━━ Available records
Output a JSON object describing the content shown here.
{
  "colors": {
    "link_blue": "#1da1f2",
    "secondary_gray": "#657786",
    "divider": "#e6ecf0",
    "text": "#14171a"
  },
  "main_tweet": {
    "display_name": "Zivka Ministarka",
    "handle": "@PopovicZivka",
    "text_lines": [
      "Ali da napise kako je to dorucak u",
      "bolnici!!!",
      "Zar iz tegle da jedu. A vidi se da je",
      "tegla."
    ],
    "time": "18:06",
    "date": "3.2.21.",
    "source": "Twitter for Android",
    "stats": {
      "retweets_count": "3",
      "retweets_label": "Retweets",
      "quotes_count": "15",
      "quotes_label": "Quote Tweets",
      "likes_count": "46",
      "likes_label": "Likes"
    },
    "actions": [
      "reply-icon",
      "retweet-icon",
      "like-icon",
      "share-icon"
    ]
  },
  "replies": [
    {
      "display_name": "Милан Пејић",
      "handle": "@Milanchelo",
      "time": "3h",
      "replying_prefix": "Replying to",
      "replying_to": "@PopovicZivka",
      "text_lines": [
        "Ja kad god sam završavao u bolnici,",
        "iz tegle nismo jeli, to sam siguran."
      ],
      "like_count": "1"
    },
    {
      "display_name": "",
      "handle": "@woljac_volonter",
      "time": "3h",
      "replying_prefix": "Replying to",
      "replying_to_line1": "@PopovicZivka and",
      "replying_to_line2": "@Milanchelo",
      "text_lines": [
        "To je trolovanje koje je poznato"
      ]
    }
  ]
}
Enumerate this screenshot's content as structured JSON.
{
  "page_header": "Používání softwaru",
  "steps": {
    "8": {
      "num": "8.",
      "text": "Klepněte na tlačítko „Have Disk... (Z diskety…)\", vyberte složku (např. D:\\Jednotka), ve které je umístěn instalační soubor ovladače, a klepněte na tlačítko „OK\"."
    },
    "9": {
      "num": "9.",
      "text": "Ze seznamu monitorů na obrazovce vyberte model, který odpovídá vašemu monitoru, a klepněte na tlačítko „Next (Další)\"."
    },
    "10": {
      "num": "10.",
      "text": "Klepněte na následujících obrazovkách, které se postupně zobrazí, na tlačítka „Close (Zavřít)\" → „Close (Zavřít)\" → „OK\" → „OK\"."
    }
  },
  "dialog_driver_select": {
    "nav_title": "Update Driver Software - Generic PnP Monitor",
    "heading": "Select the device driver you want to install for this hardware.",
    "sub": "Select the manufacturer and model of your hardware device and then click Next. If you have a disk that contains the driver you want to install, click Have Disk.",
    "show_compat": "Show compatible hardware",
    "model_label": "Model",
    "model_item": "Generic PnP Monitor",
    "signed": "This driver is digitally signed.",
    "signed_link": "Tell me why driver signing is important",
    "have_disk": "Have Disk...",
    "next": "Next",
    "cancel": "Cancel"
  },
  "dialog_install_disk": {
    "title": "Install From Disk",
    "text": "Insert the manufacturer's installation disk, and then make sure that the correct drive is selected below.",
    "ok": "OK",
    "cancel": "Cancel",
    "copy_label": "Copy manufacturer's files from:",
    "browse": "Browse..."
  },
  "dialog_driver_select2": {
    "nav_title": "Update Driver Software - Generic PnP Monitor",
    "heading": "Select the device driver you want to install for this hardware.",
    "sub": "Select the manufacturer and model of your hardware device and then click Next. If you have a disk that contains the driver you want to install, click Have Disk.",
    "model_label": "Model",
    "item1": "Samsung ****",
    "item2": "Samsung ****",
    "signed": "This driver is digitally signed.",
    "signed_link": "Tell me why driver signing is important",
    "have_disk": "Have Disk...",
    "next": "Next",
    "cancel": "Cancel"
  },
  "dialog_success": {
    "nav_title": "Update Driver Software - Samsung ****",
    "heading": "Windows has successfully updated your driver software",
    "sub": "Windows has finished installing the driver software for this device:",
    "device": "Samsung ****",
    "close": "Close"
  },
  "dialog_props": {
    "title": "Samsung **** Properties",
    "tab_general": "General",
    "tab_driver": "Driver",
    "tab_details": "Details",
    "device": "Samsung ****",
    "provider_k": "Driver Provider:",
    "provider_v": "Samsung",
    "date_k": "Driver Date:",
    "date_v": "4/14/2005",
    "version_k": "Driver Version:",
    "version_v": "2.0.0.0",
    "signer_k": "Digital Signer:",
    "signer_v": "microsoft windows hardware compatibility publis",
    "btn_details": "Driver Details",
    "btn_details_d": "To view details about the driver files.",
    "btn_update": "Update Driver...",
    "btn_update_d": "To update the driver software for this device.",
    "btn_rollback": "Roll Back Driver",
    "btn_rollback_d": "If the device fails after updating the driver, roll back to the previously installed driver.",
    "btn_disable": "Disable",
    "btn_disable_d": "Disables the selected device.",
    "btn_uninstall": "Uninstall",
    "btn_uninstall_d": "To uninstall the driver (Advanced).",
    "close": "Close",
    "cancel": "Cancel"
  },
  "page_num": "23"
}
━━━━
• Work instructions: Return the entries above exactly as they appear.

• Solution:
Output a JSON object describing the content shown here.
{
  "colors": {
    "link_blue": "#1da1f2",
    "secondary_gray": "#657786",
    "divider": "#e6ecf0",
    "text": "#14171a"
  },
  "main_tweet": {
    "display_name": "Zivka Ministarka",
    "handle": "@PopovicZivka",
    "text_lines": [
      "Ali da napise kako je to dorucak u",
      "bolnici!!!",
      "Zar iz tegle da jedu. A vidi se da je",
      "tegla."
    ],
    "time": "18:06",
    "date": "3.2.21.",
    "source": "Twitter for Android",
    "stats": {
      "retweets_count": "3",
      "retweets_label": "Retweets",
      "quotes_count": "15",
      "quotes_label": "Quote Tweets",
      "likes_count": "46",
      "likes_label": "Likes"
    },
    "actions": [
      "reply-icon",
      "retweet-icon",
      "like-icon",
      "share-icon"
    ]
  },
  "replies": [
    {
      "display_name": "Милан Пејић",
      "handle": "@Milanchelo",
      "time": "3h",
      "replying_prefix": "Replying to",
      "replying_to": "@PopovicZivka",
      "text_lines": [
        "Ja kad god sam završavao u bolnici,",
        "iz tegle nismo jeli, to sam siguran."
      ],
      "like_count": "1"
    },
    {
      "display_name": "",
      "handle": "@woljac_volonter",
      "time": "3h",
      "replying_prefix": "Replying to",
      "replying_to_line1": "@PopovicZivka and",
      "replying_to_line2": "@Milanchelo",
      "text_lines": [
        "To je trolovanje koje je poznato"
      ]
    }
  ]
}
Enumerate this screenshot's content as structured JSON.
{
  "page_header": "Používání softwaru",
  "steps": {
    "8": {
      "num": "8.",
      "text": "Klepněte na tlačítko „Have Disk... (Z diskety…)\", vyberte složku (např. D:\\Jednotka), ve které je umístěn instalační soubor ovladače, a klepněte na tlačítko „OK\"."
    },
    "9": {
      "num": "9.",
      "text": "Ze seznamu monitorů na obrazovce vyberte model, který odpovídá vašemu monitoru, a klepněte na tlačítko „Next (Další)\"."
    },
    "10": {
      "num": "10.",
      "text": "Klepněte na následujících obrazovkách, které se postupně zobrazí, na tlačítka „Close (Zavřít)\" → „Close (Zavřít)\" → „OK\" → „OK\"."
    }
  },
  "dialog_driver_select": {
    "nav_title": "Update Driver Software - Generic PnP Monitor",
    "heading": "Select the device driver you want to install for this hardware.",
    "sub": "Select the manufacturer and model of your hardware device and then click Next. If you have a disk that contains the driver you want to install, click Have Disk.",
    "show_compat": "Show compatible hardware",
    "model_label": "Model",
    "model_item": "Generic PnP Monitor",
    "signed": "This driver is digitally signed.",
    "signed_link": "Tell me why driver signing is important",
    "have_disk": "Have Disk...",
    "next": "Next",
    "cancel": "Cancel"
  },
  "dialog_install_disk": {
    "title": "Install From Disk",
    "text": "Insert the manufacturer's installation disk, and then make sure that the correct drive is selected below.",
    "ok": "OK",
    "cancel": "Cancel",
    "copy_label": "Copy manufacturer's files from:",
    "browse": "Browse..."
  },
  "dialog_driver_select2": {
    "nav_title": "Update Driver Software - Generic PnP Monitor",
    "heading": "Select the device driver you want to install for this hardware.",
    "sub": "Select the manufacturer and model of your hardware device and then click Next. If you have a disk that contains the driver you want to install, click Have Disk.",
    "model_label": "Model",
    "item1": "Samsung ****",
    "item2": "Samsung ****",
    "signed": "This driver is digitally signed.",
    "signed_link": "Tell me why driver signing is important",
    "have_disk": "Have Disk...",
    "next": "Next",
    "cancel": "Cancel"
  },
  "dialog_success": {
    "nav_title": "Update Driver Software - Samsung ****",
    "heading": "Windows has successfully updated your driver software",
    "sub": "Windows has finished installing the driver software for this device:",
    "device": "Samsung ****",
    "close": "Close"
  },
  "dialog_props": {
    "title": "Samsung **** Properties",
    "tab_general": "General",
    "tab_driver": "Driver",
    "tab_details": "Details",
    "device": "Samsung ****",
    "provider_k": "Driver Provider:",
    "provider_v": "Samsung",
    "date_k": "Driver Date:",
    "date_v": "4/14/2005",
    "version_k": "Driver Version:",
    "version_v": "2.0.0.0",
    "signer_k": "Digital Signer:",
    "signer_v": "microsoft windows hardware compatibility publis",
    "btn_details": "Driver Details",
    "btn_details_d": "To view details about the driver files.",
    "btn_update": "Update Driver...",
    "btn_update_d": "To update the driver software for this device.",
    "btn_rollback": "Roll Back Driver",
    "btn_rollback_d": "If the device fails after updating the driver, roll back to the previously installed driver.",
    "btn_disable": "Disable",
    "btn_disable_d": "Disables the selected device.",
    "btn_uninstall": "Uninstall",
    "btn_uninstall_d": "To uninstall the driver (Advanced).",
    "close": "Close",
    "cancel": "Cancel"
  },
  "page_num": "23"
}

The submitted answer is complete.